● **RECORDS SUPPLIED**
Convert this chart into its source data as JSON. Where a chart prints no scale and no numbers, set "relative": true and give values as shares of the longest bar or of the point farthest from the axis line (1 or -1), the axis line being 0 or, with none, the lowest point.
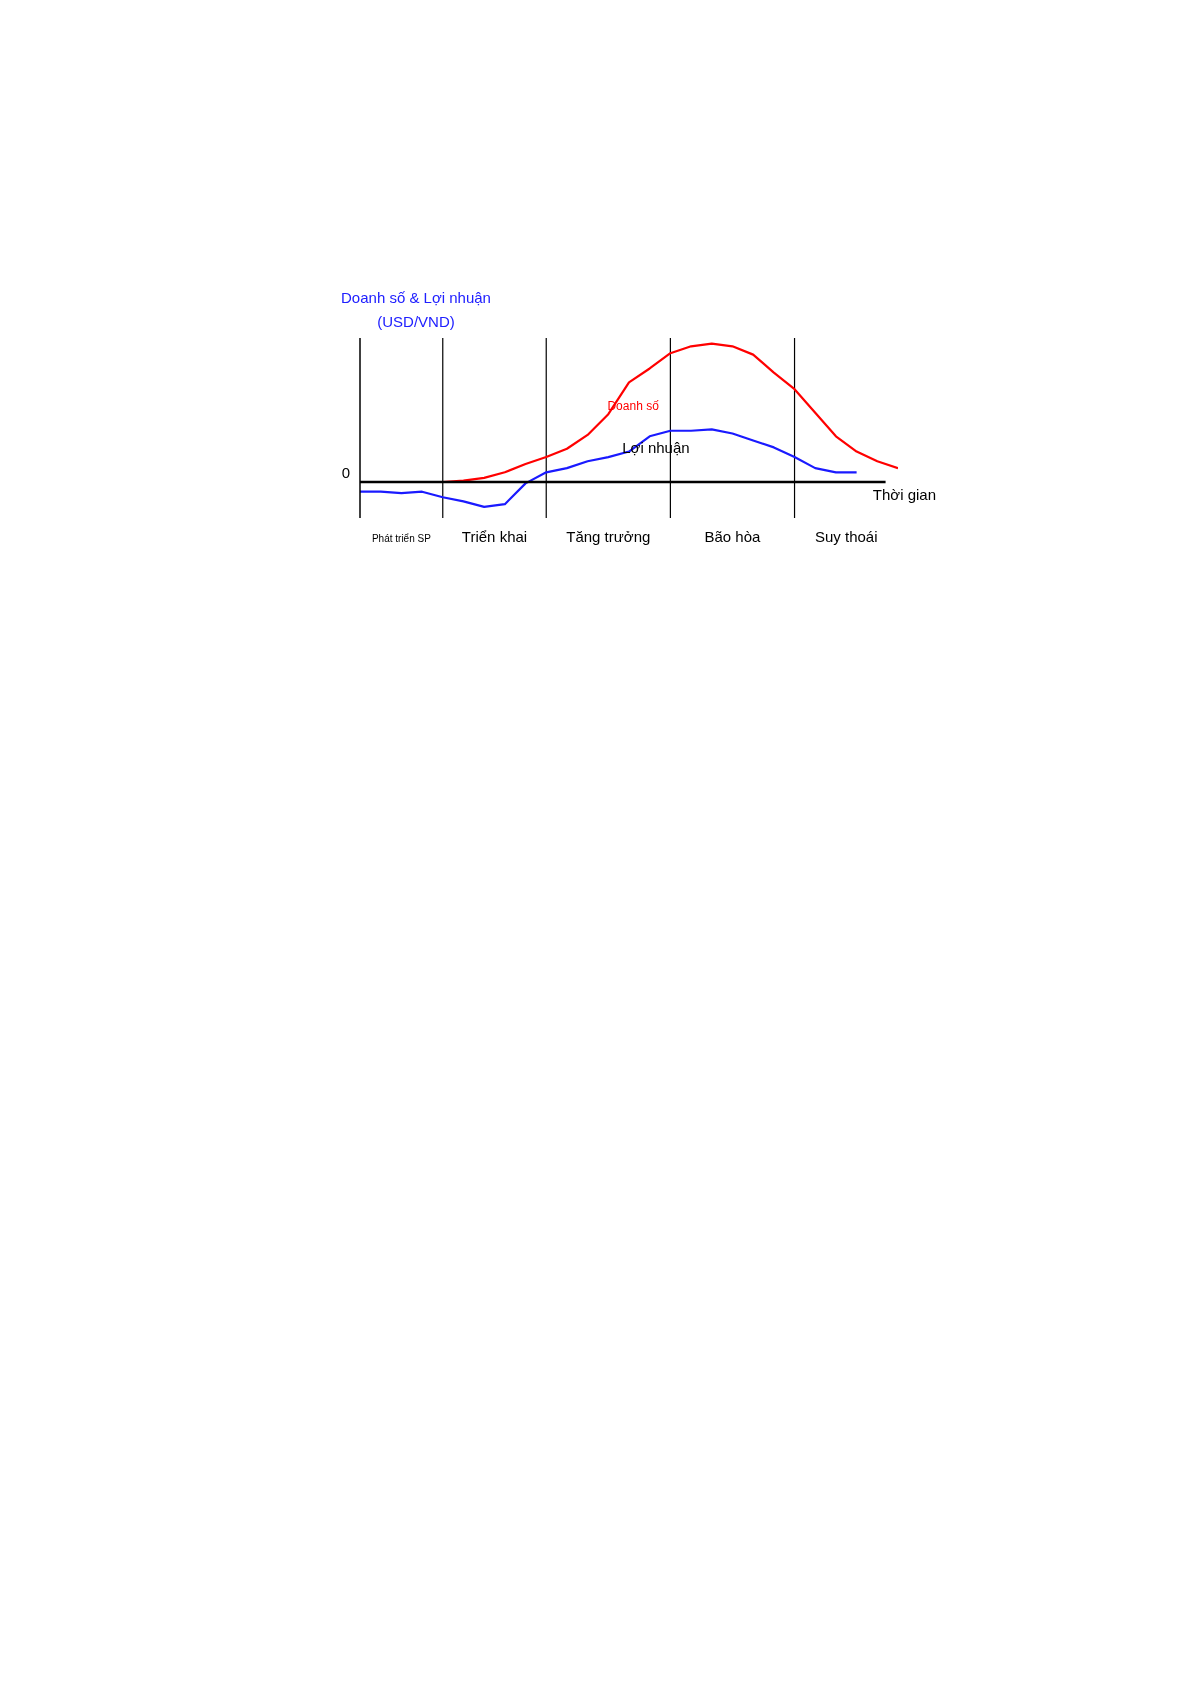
{
  "chart_data": {
    "type": "line",
    "relative": true,
    "ylabel": "Doanh số & Lợi nhuận (USD/VND)",
    "xlabel": "Thời gian",
    "categories": [
      null,
      null,
      null,
      null,
      null,
      null,
      null,
      null,
      null,
      null,
      null,
      null,
      null,
      null,
      null,
      null,
      null,
      null,
      null,
      null,
      null,
      null,
      null,
      null,
      null,
      null,
      null
    ],
    "series": [
      {
        "name": "Doanh số",
        "color": "#ff0000",
        "values": [
          null,
          null,
          null,
          null,
          0,
          0.01,
          0.03,
          0.07,
          0.13,
          0.18,
          0.24,
          0.34,
          0.49,
          0.72,
          0.82,
          0.93,
          0.98,
          1,
          0.98,
          0.92,
          0.79,
          0.67,
          0.5,
          0.33,
          0.22,
          0.15,
          0.1
        ]
      },
      {
        "name": "Lợi nhuận",
        "color": "#1a1aff",
        "values": [
          -0.07,
          -0.07,
          -0.08,
          -0.07,
          -0.11,
          -0.14,
          -0.18,
          -0.16,
          -0.01,
          0.07,
          0.1,
          0.15,
          0.18,
          0.22,
          0.33,
          0.37,
          0.37,
          0.38,
          0.35,
          0.3,
          0.25,
          0.18,
          0.1,
          0.07,
          0.07,
          null,
          null
        ]
      }
    ],
    "grid": "x",
    "annotations": [
      "0",
      "Phát triển SP",
      "Triển khai",
      "Tăng trưởng",
      "Bão hòa",
      "Suy thoái"
    ]
  }
}
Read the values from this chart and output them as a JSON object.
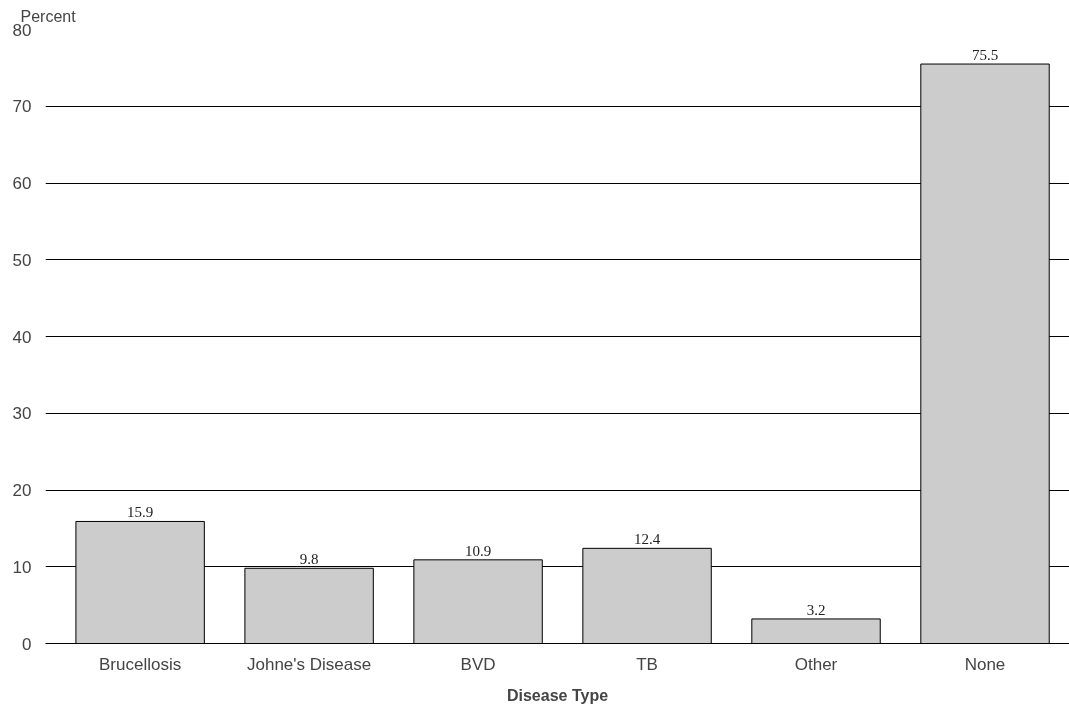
{
  "chart_data": {
    "type": "bar",
    "ylabel": "Percent",
    "xlabel": "Disease Type",
    "categories": [
      "Brucellosis",
      "Johne's Disease",
      "BVD",
      "TB",
      "Other",
      "None"
    ],
    "values": [
      15.9,
      9.8,
      10.9,
      12.4,
      3.2,
      75.5
    ],
    "color": "#cccccc",
    "ylim": [
      0,
      80
    ],
    "yticks": [
      0,
      10,
      20,
      30,
      40,
      50,
      60,
      70,
      80
    ],
    "grid": "y",
    "data_labels": true
  }
}
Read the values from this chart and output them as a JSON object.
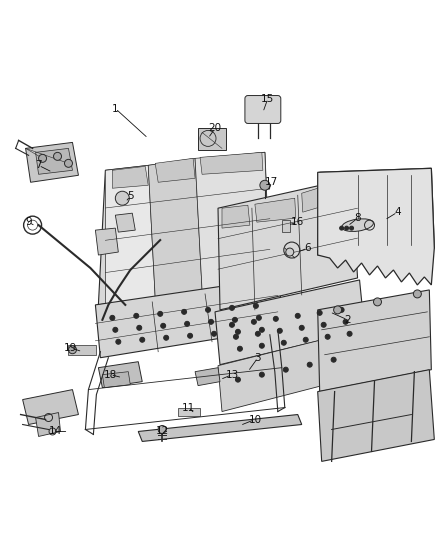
{
  "figsize": [
    4.38,
    5.33
  ],
  "dpi": 100,
  "bg": "#ffffff",
  "lc": "#2a2a2a",
  "lw": 0.7,
  "callouts": [
    [
      "1",
      115,
      108,
      142,
      133
    ],
    [
      "2",
      345,
      318,
      320,
      305
    ],
    [
      "3",
      235,
      355,
      260,
      368
    ],
    [
      "4",
      395,
      210,
      380,
      218
    ],
    [
      "5",
      128,
      195,
      138,
      202
    ],
    [
      "6",
      305,
      248,
      295,
      252
    ],
    [
      "7",
      40,
      165,
      55,
      173
    ],
    [
      "8",
      355,
      218,
      342,
      225
    ],
    [
      "9",
      30,
      222,
      42,
      228
    ],
    [
      "10",
      250,
      418,
      230,
      424
    ],
    [
      "11",
      185,
      408,
      193,
      415
    ],
    [
      "12",
      165,
      430,
      170,
      435
    ],
    [
      "13",
      230,
      375,
      218,
      380
    ],
    [
      "14",
      55,
      430,
      72,
      435
    ],
    [
      "15",
      265,
      100,
      260,
      113
    ],
    [
      "16",
      298,
      222,
      290,
      228
    ],
    [
      "17",
      270,
      182,
      268,
      195
    ],
    [
      "18",
      112,
      375,
      128,
      382
    ],
    [
      "19",
      72,
      348,
      88,
      354
    ],
    [
      "20",
      212,
      130,
      208,
      140
    ]
  ]
}
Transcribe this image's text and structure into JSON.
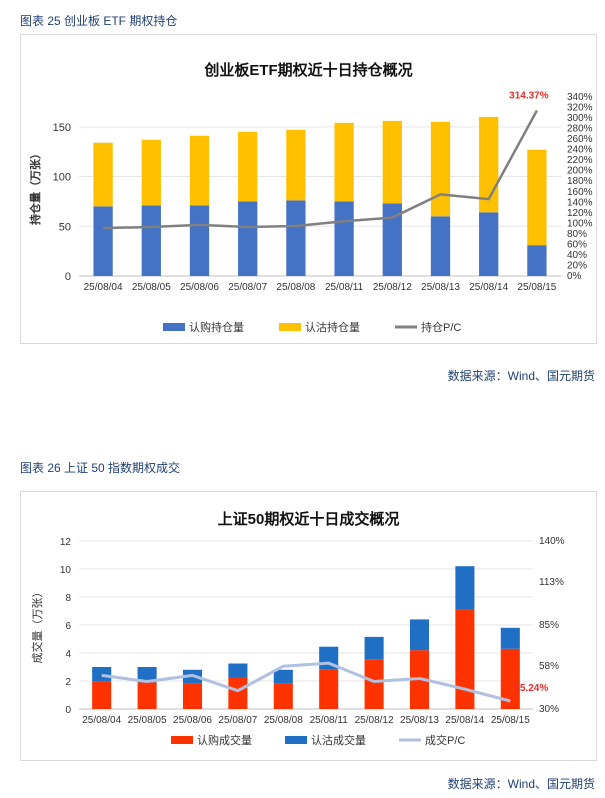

● **THE PROBLEM**
Which lines hold the word "nhuận"? Copy all of them.

● **CORRECT OUTPUT**
    "ylabel": "Doanh số & Lợi nhuận (USD/VND)",
        "name": "Lợi nhuận",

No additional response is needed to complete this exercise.